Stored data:
## start

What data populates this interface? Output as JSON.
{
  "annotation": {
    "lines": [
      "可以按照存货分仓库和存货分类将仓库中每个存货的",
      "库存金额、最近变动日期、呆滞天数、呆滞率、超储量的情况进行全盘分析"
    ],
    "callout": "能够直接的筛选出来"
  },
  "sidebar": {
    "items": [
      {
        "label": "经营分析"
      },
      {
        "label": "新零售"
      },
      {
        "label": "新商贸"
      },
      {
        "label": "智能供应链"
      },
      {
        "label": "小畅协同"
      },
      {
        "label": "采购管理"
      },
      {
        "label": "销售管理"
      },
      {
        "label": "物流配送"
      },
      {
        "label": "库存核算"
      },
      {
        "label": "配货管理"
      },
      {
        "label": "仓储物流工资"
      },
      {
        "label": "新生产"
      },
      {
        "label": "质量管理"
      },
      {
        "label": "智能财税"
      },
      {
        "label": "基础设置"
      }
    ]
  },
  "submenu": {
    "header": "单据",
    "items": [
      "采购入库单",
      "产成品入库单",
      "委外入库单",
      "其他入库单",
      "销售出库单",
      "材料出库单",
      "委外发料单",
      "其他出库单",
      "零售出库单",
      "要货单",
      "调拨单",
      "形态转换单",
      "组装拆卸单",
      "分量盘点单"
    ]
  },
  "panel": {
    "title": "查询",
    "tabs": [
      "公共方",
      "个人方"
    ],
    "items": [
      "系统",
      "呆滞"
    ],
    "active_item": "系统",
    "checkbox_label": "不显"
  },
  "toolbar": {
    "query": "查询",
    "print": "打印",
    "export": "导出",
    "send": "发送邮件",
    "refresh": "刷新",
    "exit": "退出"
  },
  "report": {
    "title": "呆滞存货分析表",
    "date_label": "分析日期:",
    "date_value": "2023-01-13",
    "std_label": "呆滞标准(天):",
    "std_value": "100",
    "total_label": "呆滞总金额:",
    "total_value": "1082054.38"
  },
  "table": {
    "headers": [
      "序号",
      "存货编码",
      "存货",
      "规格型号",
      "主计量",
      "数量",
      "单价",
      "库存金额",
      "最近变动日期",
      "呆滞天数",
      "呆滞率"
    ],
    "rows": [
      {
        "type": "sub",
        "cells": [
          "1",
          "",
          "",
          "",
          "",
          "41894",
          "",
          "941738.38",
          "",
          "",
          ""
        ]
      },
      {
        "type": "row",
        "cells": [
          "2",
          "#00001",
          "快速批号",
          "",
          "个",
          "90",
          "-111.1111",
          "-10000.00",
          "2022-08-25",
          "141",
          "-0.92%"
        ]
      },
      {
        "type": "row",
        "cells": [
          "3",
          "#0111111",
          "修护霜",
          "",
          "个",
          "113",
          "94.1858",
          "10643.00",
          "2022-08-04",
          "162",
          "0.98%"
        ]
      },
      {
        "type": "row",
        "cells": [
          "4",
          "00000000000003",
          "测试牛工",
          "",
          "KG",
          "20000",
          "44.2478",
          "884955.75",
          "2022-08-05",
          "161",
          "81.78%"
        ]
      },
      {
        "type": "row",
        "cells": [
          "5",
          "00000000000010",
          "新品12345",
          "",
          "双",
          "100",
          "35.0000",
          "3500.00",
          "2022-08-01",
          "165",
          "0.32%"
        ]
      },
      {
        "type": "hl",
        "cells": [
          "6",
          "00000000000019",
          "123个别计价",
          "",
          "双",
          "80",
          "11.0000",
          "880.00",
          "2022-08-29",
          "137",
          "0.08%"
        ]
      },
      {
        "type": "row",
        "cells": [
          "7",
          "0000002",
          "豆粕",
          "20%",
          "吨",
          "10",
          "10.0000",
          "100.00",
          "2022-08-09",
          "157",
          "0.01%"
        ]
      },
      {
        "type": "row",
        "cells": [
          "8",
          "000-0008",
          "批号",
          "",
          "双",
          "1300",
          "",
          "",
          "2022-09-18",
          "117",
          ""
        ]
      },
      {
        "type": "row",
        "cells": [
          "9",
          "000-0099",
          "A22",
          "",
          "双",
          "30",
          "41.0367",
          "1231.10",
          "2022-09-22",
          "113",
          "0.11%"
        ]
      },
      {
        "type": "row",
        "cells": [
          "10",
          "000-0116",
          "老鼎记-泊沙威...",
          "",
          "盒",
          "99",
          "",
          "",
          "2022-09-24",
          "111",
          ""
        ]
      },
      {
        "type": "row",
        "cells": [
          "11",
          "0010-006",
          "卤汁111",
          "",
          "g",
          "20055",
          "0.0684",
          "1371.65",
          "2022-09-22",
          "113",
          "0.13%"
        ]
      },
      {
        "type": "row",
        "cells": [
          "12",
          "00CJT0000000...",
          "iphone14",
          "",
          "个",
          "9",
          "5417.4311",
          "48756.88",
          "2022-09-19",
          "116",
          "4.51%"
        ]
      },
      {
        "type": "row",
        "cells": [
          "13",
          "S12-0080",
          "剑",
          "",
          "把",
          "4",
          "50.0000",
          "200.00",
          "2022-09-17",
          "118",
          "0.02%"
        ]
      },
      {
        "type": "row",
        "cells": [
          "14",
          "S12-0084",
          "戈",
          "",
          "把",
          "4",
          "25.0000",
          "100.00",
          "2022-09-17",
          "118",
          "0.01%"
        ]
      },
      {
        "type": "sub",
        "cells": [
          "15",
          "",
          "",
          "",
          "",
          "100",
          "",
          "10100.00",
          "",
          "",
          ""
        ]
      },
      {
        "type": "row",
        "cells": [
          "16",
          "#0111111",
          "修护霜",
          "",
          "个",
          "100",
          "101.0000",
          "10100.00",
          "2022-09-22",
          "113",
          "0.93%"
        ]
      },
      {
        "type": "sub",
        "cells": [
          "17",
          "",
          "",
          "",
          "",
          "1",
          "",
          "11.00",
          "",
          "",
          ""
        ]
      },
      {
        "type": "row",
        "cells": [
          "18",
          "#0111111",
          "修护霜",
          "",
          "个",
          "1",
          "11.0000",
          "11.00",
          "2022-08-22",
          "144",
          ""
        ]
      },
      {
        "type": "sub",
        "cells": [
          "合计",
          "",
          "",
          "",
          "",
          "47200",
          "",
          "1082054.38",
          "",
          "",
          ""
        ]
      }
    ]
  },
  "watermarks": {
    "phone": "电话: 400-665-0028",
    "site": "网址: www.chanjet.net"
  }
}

## end

#### Brief
Give the listing above again, word for word.

#### Final result
What data populates this interface? Output as JSON.
{
  "annotation": {
    "lines": [
      "可以按照存货分仓库和存货分类将仓库中每个存货的",
      "库存金额、最近变动日期、呆滞天数、呆滞率、超储量的情况进行全盘分析"
    ],
    "callout": "能够直接的筛选出来"
  },
  "sidebar": {
    "items": [
      {
        "label": "经营分析"
      },
      {
        "label": "新零售"
      },
      {
        "label": "新商贸"
      },
      {
        "label": "智能供应链"
      },
      {
        "label": "小畅协同"
      },
      {
        "label": "采购管理"
      },
      {
        "label": "销售管理"
      },
      {
        "label": "物流配送"
      },
      {
        "label": "库存核算"
      },
      {
        "label": "配货管理"
      },
      {
        "label": "仓储物流工资"
      },
      {
        "label": "新生产"
      },
      {
        "label": "质量管理"
      },
      {
        "label": "智能财税"
      },
      {
        "label": "基础设置"
      }
    ]
  },
  "submenu": {
    "header": "单据",
    "items": [
      "采购入库单",
      "产成品入库单",
      "委外入库单",
      "其他入库单",
      "销售出库单",
      "材料出库单",
      "委外发料单",
      "其他出库单",
      "零售出库单",
      "要货单",
      "调拨单",
      "形态转换单",
      "组装拆卸单",
      "分量盘点单"
    ]
  },
  "panel": {
    "title": "查询",
    "tabs": [
      "公共方",
      "个人方"
    ],
    "items": [
      "系统",
      "呆滞"
    ],
    "active_item": "系统",
    "checkbox_label": "不显"
  },
  "toolbar": {
    "query": "查询",
    "print": "打印",
    "export": "导出",
    "send": "发送邮件",
    "refresh": "刷新",
    "exit": "退出"
  },
  "report": {
    "title": "呆滞存货分析表",
    "date_label": "分析日期:",
    "date_value": "2023-01-13",
    "std_label": "呆滞标准(天):",
    "std_value": "100",
    "total_label": "呆滞总金额:",
    "total_value": "1082054.38"
  },
  "table": {
    "headers": [
      "序号",
      "存货编码",
      "存货",
      "规格型号",
      "主计量",
      "数量",
      "单价",
      "库存金额",
      "最近变动日期",
      "呆滞天数",
      "呆滞率"
    ],
    "rows": [
      {
        "type": "sub",
        "cells": [
          "1",
          "",
          "",
          "",
          "",
          "41894",
          "",
          "941738.38",
          "",
          "",
          ""
        ]
      },
      {
        "type": "row",
        "cells": [
          "2",
          "#00001",
          "快速批号",
          "",
          "个",
          "90",
          "-111.1111",
          "-10000.00",
          "2022-08-25",
          "141",
          "-0.92%"
        ]
      },
      {
        "type": "row",
        "cells": [
          "3",
          "#0111111",
          "修护霜",
          "",
          "个",
          "113",
          "94.1858",
          "10643.00",
          "2022-08-04",
          "162",
          "0.98%"
        ]
      },
      {
        "type": "row",
        "cells": [
          "4",
          "00000000000003",
          "测试牛工",
          "",
          "KG",
          "20000",
          "44.2478",
          "884955.75",
          "2022-08-05",
          "161",
          "81.78%"
        ]
      },
      {
        "type": "row",
        "cells": [
          "5",
          "00000000000010",
          "新品12345",
          "",
          "双",
          "100",
          "35.0000",
          "3500.00",
          "2022-08-01",
          "165",
          "0.32%"
        ]
      },
      {
        "type": "hl",
        "cells": [
          "6",
          "00000000000019",
          "123个别计价",
          "",
          "双",
          "80",
          "11.0000",
          "880.00",
          "2022-08-29",
          "137",
          "0.08%"
        ]
      },
      {
        "type": "row",
        "cells": [
          "7",
          "0000002",
          "豆粕",
          "20%",
          "吨",
          "10",
          "10.0000",
          "100.00",
          "2022-08-09",
          "157",
          "0.01%"
        ]
      },
      {
        "type": "row",
        "cells": [
          "8",
          "000-0008",
          "批号",
          "",
          "双",
          "1300",
          "",
          "",
          "2022-09-18",
          "117",
          ""
        ]
      },
      {
        "type": "row",
        "cells": [
          "9",
          "000-0099",
          "A22",
          "",
          "双",
          "30",
          "41.0367",
          "1231.10",
          "2022-09-22",
          "113",
          "0.11%"
        ]
      },
      {
        "type": "row",
        "cells": [
          "10",
          "000-0116",
          "老鼎记-泊沙威...",
          "",
          "盒",
          "99",
          "",
          "",
          "2022-09-24",
          "111",
          ""
        ]
      },
      {
        "type": "row",
        "cells": [
          "11",
          "0010-006",
          "卤汁111",
          "",
          "g",
          "20055",
          "0.0684",
          "1371.65",
          "2022-09-22",
          "113",
          "0.13%"
        ]
      },
      {
        "type": "row",
        "cells": [
          "12",
          "00CJT0000000...",
          "iphone14",
          "",
          "个",
          "9",
          "5417.4311",
          "48756.88",
          "2022-09-19",
          "116",
          "4.51%"
        ]
      },
      {
        "type": "row",
        "cells": [
          "13",
          "S12-0080",
          "剑",
          "",
          "把",
          "4",
          "50.0000",
          "200.00",
          "2022-09-17",
          "118",
          "0.02%"
        ]
      },
      {
        "type": "row",
        "cells": [
          "14",
          "S12-0084",
          "戈",
          "",
          "把",
          "4",
          "25.0000",
          "100.00",
          "2022-09-17",
          "118",
          "0.01%"
        ]
      },
      {
        "type": "sub",
        "cells": [
          "15",
          "",
          "",
          "",
          "",
          "100",
          "",
          "10100.00",
          "",
          "",
          ""
        ]
      },
      {
        "type": "row",
        "cells": [
          "16",
          "#0111111",
          "修护霜",
          "",
          "个",
          "100",
          "101.0000",
          "10100.00",
          "2022-09-22",
          "113",
          "0.93%"
        ]
      },
      {
        "type": "sub",
        "cells": [
          "17",
          "",
          "",
          "",
          "",
          "1",
          "",
          "11.00",
          "",
          "",
          ""
        ]
      },
      {
        "type": "row",
        "cells": [
          "18",
          "#0111111",
          "修护霜",
          "",
          "个",
          "1",
          "11.0000",
          "11.00",
          "2022-08-22",
          "144",
          ""
        ]
      },
      {
        "type": "sub",
        "cells": [
          "合计",
          "",
          "",
          "",
          "",
          "47200",
          "",
          "1082054.38",
          "",
          "",
          ""
        ]
      }
    ]
  },
  "watermarks": {
    "phone": "电话: 400-665-0028",
    "site": "网址: www.chanjet.net"
  }
}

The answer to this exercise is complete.